The request
Which lines hold the string "color"? Copy every one of them.
═════ Records to process
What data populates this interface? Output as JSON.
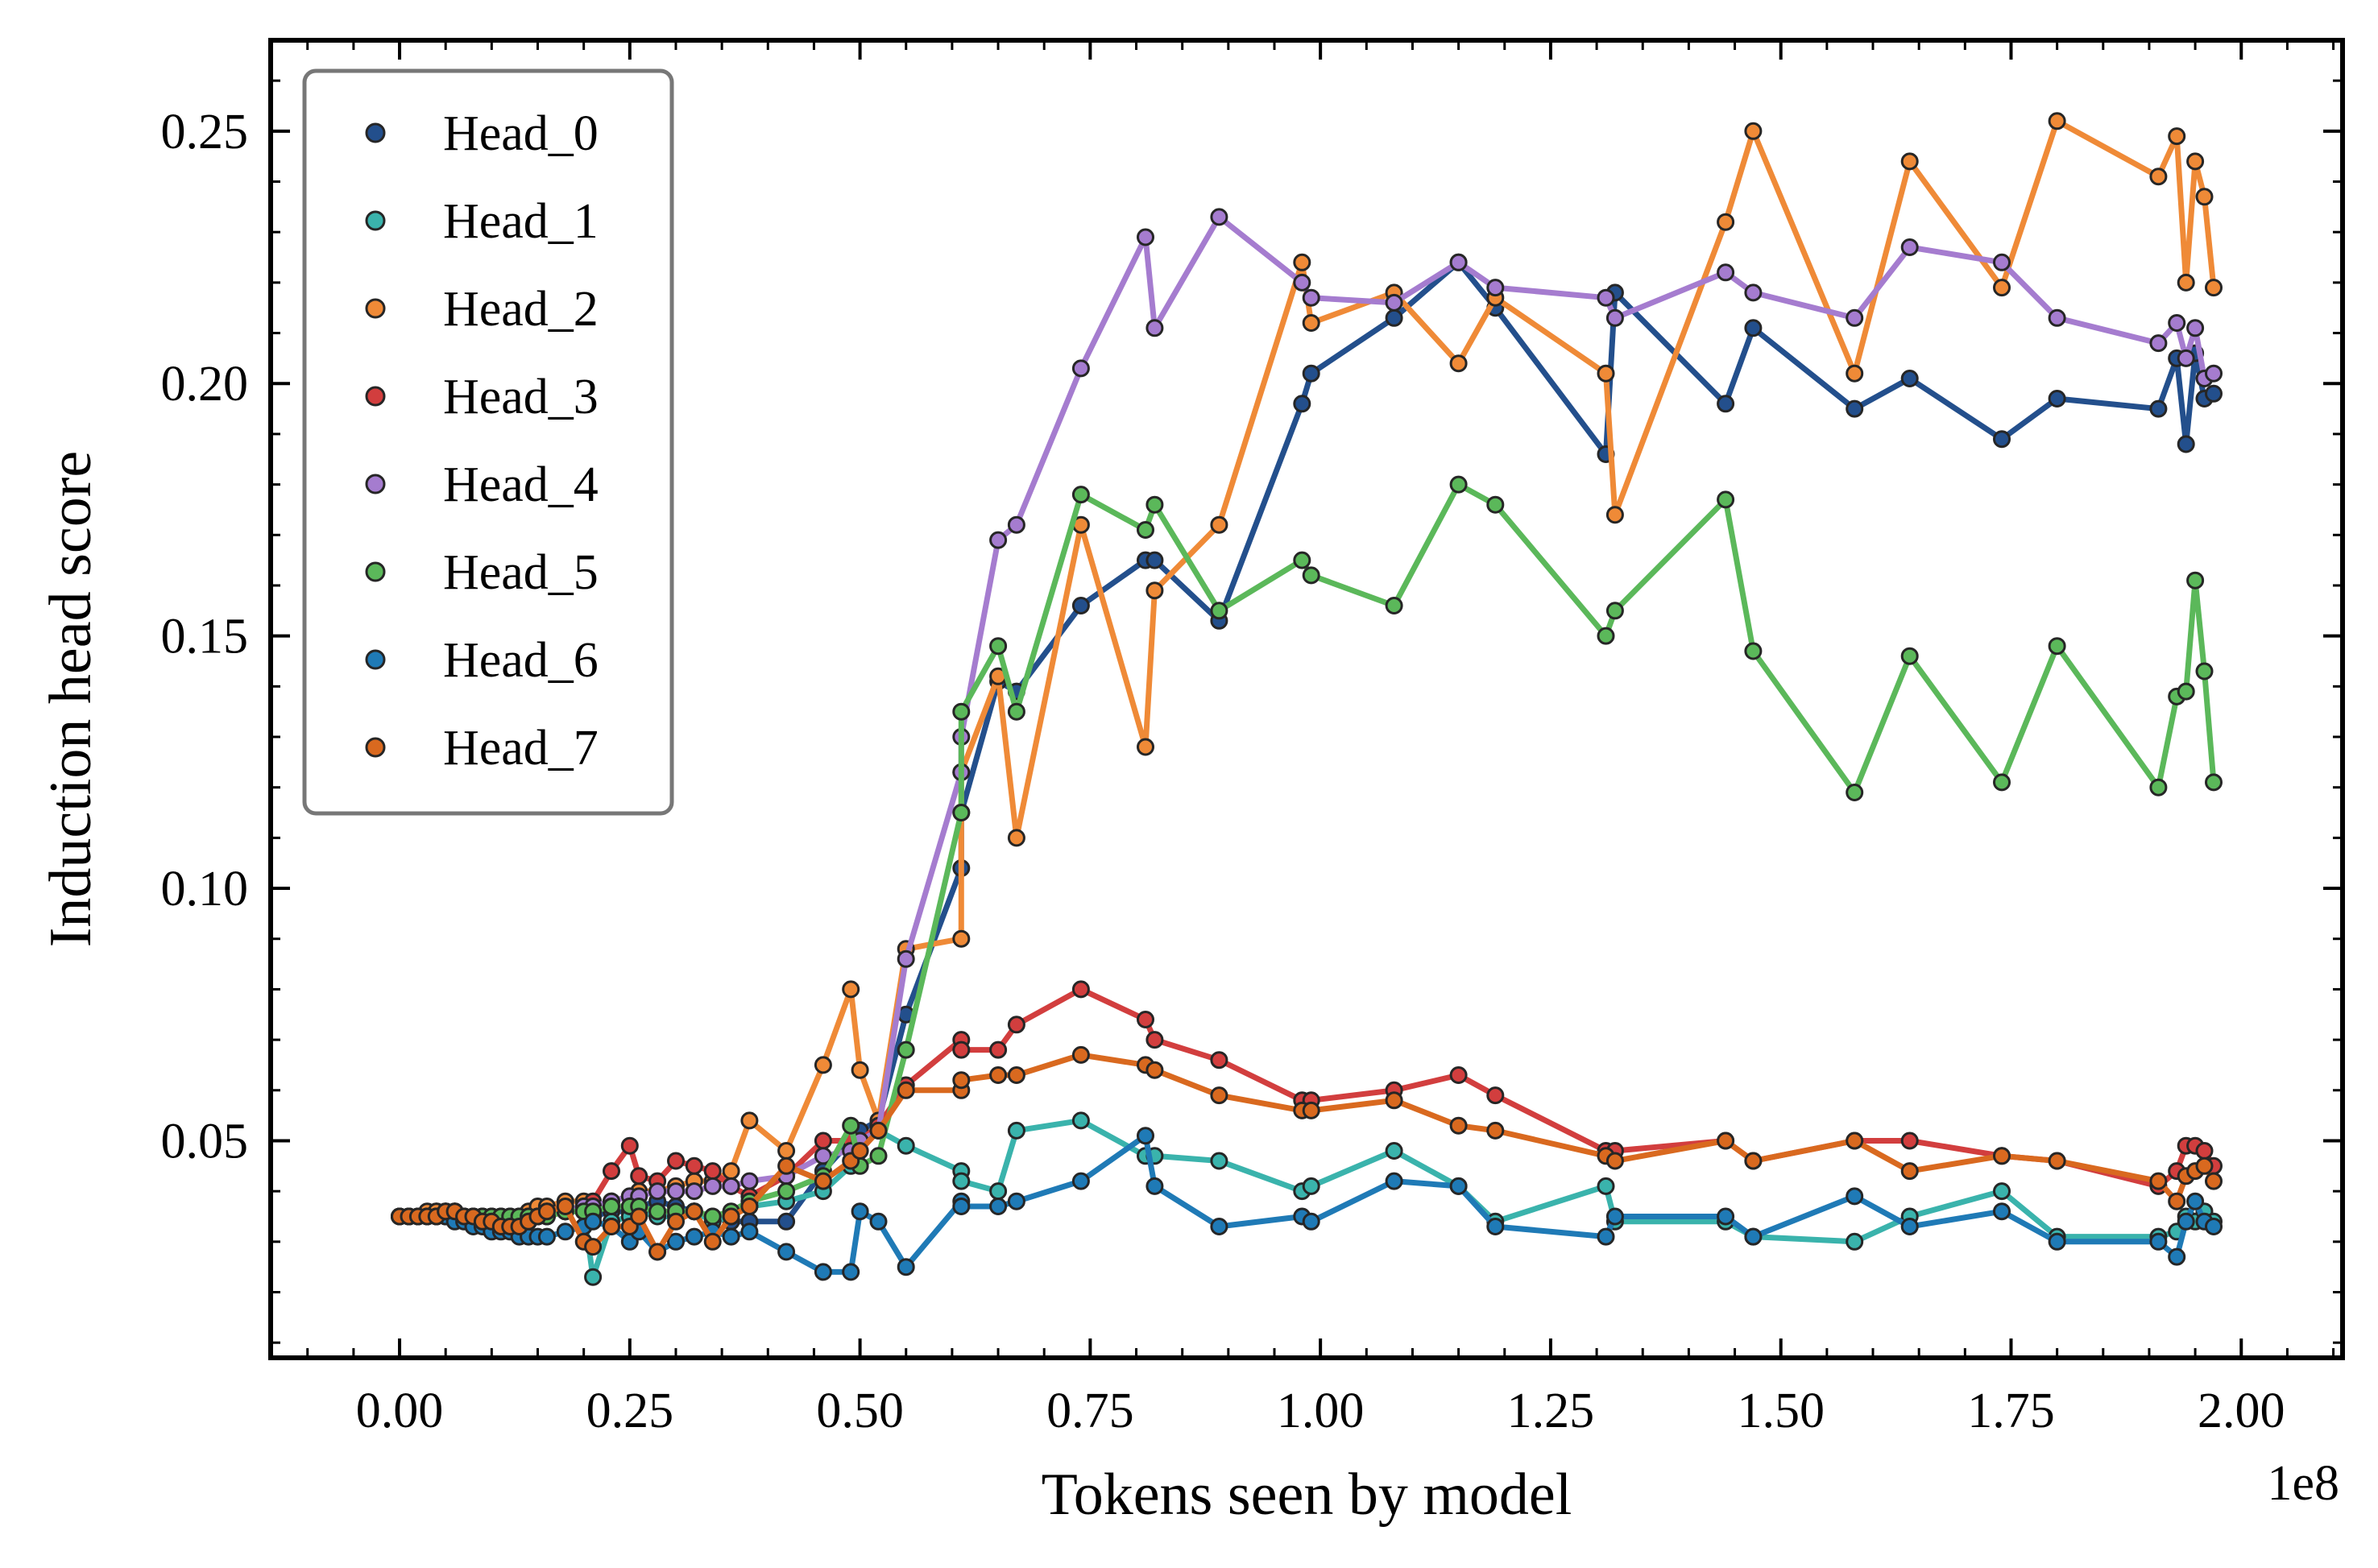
{
  "chart_data": {
    "type": "line",
    "xlabel": "Tokens seen by model",
    "ylabel": "Induction head score",
    "x_offset_label": "1e8",
    "x_scale_factor": 100000000.0,
    "xlim": [
      -0.14,
      2.11
    ],
    "ylim": [
      0.007,
      0.268
    ],
    "x_tick_labels": [
      "0.00",
      "0.25",
      "0.50",
      "0.75",
      "1.00",
      "1.25",
      "1.50",
      "1.75",
      "2.00"
    ],
    "x_tick_values": [
      0,
      0.25,
      0.5,
      0.75,
      1.0,
      1.25,
      1.5,
      1.75,
      2.0
    ],
    "y_tick_labels": [
      "0.05",
      "0.10",
      "0.15",
      "0.20",
      "0.25"
    ],
    "y_tick_values": [
      0.05,
      0.1,
      0.15,
      0.2,
      0.25
    ],
    "grid": false,
    "legend_position": "top-left",
    "x": [
      0.0,
      0.01,
      0.02,
      0.03,
      0.04,
      0.05,
      0.06,
      0.07,
      0.08,
      0.09,
      0.1,
      0.11,
      0.12,
      0.13,
      0.14,
      0.15,
      0.16,
      0.18,
      0.2,
      0.21,
      0.23,
      0.25,
      0.26,
      0.28,
      0.3,
      0.32,
      0.34,
      0.36,
      0.38,
      0.42,
      0.46,
      0.49,
      0.5,
      0.52,
      0.55,
      0.61,
      0.61,
      0.65,
      0.67,
      0.74,
      0.81,
      0.82,
      0.89,
      0.98,
      0.99,
      1.08,
      1.15,
      1.19,
      1.31,
      1.32,
      1.44,
      1.47,
      1.58,
      1.64,
      1.74,
      1.8,
      1.91,
      1.93,
      1.94,
      1.95,
      1.96,
      1.97
    ],
    "series": [
      {
        "name": "Head_0",
        "color": "#234f8c",
        "values": [
          0.035,
          0.035,
          0.035,
          0.035,
          0.036,
          0.036,
          0.036,
          0.035,
          0.035,
          0.034,
          0.034,
          0.034,
          0.034,
          0.035,
          0.035,
          0.035,
          0.036,
          0.037,
          0.036,
          0.035,
          0.036,
          0.036,
          0.037,
          0.038,
          0.037,
          0.036,
          0.035,
          0.034,
          0.034,
          0.034,
          0.044,
          0.05,
          0.052,
          0.054,
          0.075,
          0.104,
          0.115,
          0.141,
          0.139,
          0.156,
          0.165,
          0.165,
          0.153,
          0.196,
          0.202,
          0.213,
          0.224,
          0.215,
          0.186,
          0.218,
          0.196,
          0.211,
          0.195,
          0.201,
          0.189,
          0.197,
          0.195,
          0.205,
          0.188,
          0.206,
          0.197,
          0.198
        ]
      },
      {
        "name": "Head_1",
        "color": "#3ab3ac",
        "values": [
          0.035,
          0.035,
          0.035,
          0.035,
          0.035,
          0.035,
          0.035,
          0.035,
          0.034,
          0.034,
          0.034,
          0.034,
          0.034,
          0.034,
          0.034,
          0.035,
          0.035,
          0.036,
          0.036,
          0.023,
          0.034,
          0.035,
          0.036,
          0.035,
          0.035,
          0.036,
          0.034,
          0.035,
          0.037,
          0.038,
          0.04,
          0.045,
          0.05,
          0.052,
          0.049,
          0.044,
          0.042,
          0.04,
          0.052,
          0.054,
          0.047,
          0.047,
          0.046,
          0.04,
          0.041,
          0.048,
          0.041,
          0.034,
          0.041,
          0.034,
          0.034,
          0.031,
          0.03,
          0.035,
          0.04,
          0.031,
          0.031,
          0.032,
          0.035,
          0.034,
          0.036,
          0.034
        ]
      },
      {
        "name": "Head_2",
        "color": "#ef8a37",
        "values": [
          0.035,
          0.035,
          0.035,
          0.036,
          0.036,
          0.036,
          0.036,
          0.035,
          0.035,
          0.035,
          0.035,
          0.035,
          0.035,
          0.035,
          0.036,
          0.037,
          0.037,
          0.038,
          0.038,
          0.037,
          0.038,
          0.039,
          0.04,
          0.04,
          0.041,
          0.042,
          0.042,
          0.044,
          0.054,
          0.048,
          0.065,
          0.08,
          0.064,
          0.054,
          0.088,
          0.09,
          0.123,
          0.142,
          0.11,
          0.172,
          0.128,
          0.159,
          0.172,
          0.224,
          0.212,
          0.218,
          0.204,
          0.217,
          0.202,
          0.174,
          0.232,
          0.25,
          0.202,
          0.244,
          0.219,
          0.252,
          0.241,
          0.249,
          0.22,
          0.244,
          0.237,
          0.219
        ]
      },
      {
        "name": "Head_3",
        "color": "#d23e3e",
        "values": [
          0.035,
          0.035,
          0.035,
          0.035,
          0.035,
          0.035,
          0.035,
          0.035,
          0.034,
          0.034,
          0.034,
          0.034,
          0.034,
          0.034,
          0.034,
          0.035,
          0.035,
          0.036,
          0.037,
          0.038,
          0.044,
          0.049,
          0.043,
          0.042,
          0.046,
          0.045,
          0.044,
          0.041,
          0.039,
          0.043,
          0.05,
          0.05,
          0.05,
          0.053,
          0.061,
          0.07,
          0.068,
          0.068,
          0.073,
          0.08,
          0.074,
          0.07,
          0.066,
          0.058,
          0.058,
          0.06,
          0.063,
          0.059,
          0.048,
          0.048,
          0.05,
          0.046,
          0.05,
          0.05,
          0.047,
          0.046,
          0.041,
          0.044,
          0.049,
          0.049,
          0.048,
          0.045
        ]
      },
      {
        "name": "Head_4",
        "color": "#a57ccf",
        "values": [
          0.035,
          0.035,
          0.035,
          0.035,
          0.035,
          0.035,
          0.035,
          0.035,
          0.035,
          0.035,
          0.035,
          0.035,
          0.035,
          0.035,
          0.035,
          0.035,
          0.036,
          0.036,
          0.037,
          0.037,
          0.038,
          0.039,
          0.039,
          0.04,
          0.04,
          0.04,
          0.041,
          0.041,
          0.042,
          0.043,
          0.047,
          0.048,
          0.05,
          0.052,
          0.086,
          0.123,
          0.13,
          0.169,
          0.172,
          0.203,
          0.229,
          0.211,
          0.233,
          0.22,
          0.217,
          0.216,
          0.224,
          0.219,
          0.217,
          0.213,
          0.222,
          0.218,
          0.213,
          0.227,
          0.224,
          0.213,
          0.208,
          0.212,
          0.205,
          0.211,
          0.201,
          0.202
        ]
      },
      {
        "name": "Head_5",
        "color": "#5bb85a",
        "values": [
          0.035,
          0.035,
          0.035,
          0.035,
          0.035,
          0.035,
          0.035,
          0.035,
          0.035,
          0.035,
          0.035,
          0.035,
          0.035,
          0.035,
          0.035,
          0.035,
          0.035,
          0.036,
          0.036,
          0.036,
          0.037,
          0.037,
          0.037,
          0.036,
          0.036,
          0.036,
          0.035,
          0.036,
          0.038,
          0.04,
          0.043,
          0.053,
          0.045,
          0.047,
          0.068,
          0.115,
          0.135,
          0.148,
          0.135,
          0.178,
          0.171,
          0.176,
          0.155,
          0.165,
          0.162,
          0.156,
          0.18,
          0.176,
          0.15,
          0.155,
          0.177,
          0.147,
          0.119,
          0.146,
          0.121,
          0.148,
          0.12,
          0.138,
          0.139,
          0.161,
          0.143,
          0.121
        ]
      },
      {
        "name": "Head_6",
        "color": "#1f7ab6",
        "values": [
          0.035,
          0.035,
          0.035,
          0.035,
          0.035,
          0.035,
          0.034,
          0.034,
          0.033,
          0.033,
          0.032,
          0.032,
          0.032,
          0.031,
          0.031,
          0.031,
          0.031,
          0.032,
          0.033,
          0.034,
          0.033,
          0.03,
          0.032,
          0.028,
          0.03,
          0.031,
          0.032,
          0.031,
          0.032,
          0.028,
          0.024,
          0.024,
          0.036,
          0.034,
          0.025,
          0.038,
          0.037,
          0.037,
          0.038,
          0.042,
          0.051,
          0.041,
          0.033,
          0.035,
          0.034,
          0.042,
          0.041,
          0.033,
          0.031,
          0.035,
          0.035,
          0.031,
          0.039,
          0.033,
          0.036,
          0.03,
          0.03,
          0.027,
          0.034,
          0.038,
          0.034,
          0.033
        ]
      },
      {
        "name": "Head_7",
        "color": "#d9691f",
        "values": [
          0.035,
          0.035,
          0.035,
          0.035,
          0.035,
          0.036,
          0.036,
          0.035,
          0.035,
          0.034,
          0.034,
          0.033,
          0.033,
          0.033,
          0.034,
          0.035,
          0.036,
          0.037,
          0.03,
          0.029,
          0.033,
          0.033,
          0.035,
          0.028,
          0.034,
          0.036,
          0.03,
          0.035,
          0.037,
          0.045,
          0.042,
          0.046,
          0.048,
          0.052,
          0.06,
          0.06,
          0.062,
          0.063,
          0.063,
          0.067,
          0.065,
          0.064,
          0.059,
          0.056,
          0.056,
          0.058,
          0.053,
          0.052,
          0.047,
          0.046,
          0.05,
          0.046,
          0.05,
          0.044,
          0.047,
          0.046,
          0.042,
          0.038,
          0.043,
          0.044,
          0.045,
          0.042
        ]
      }
    ]
  }
}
══════════
Answer for this exercise
        "color": "#234f8c",
        "color": "#3ab3ac",
        "color": "#ef8a37",
        "color": "#d23e3e",
        "color": "#a57ccf",
        "color": "#5bb85a",
        "color": "#1f7ab6",
        "color": "#d9691f",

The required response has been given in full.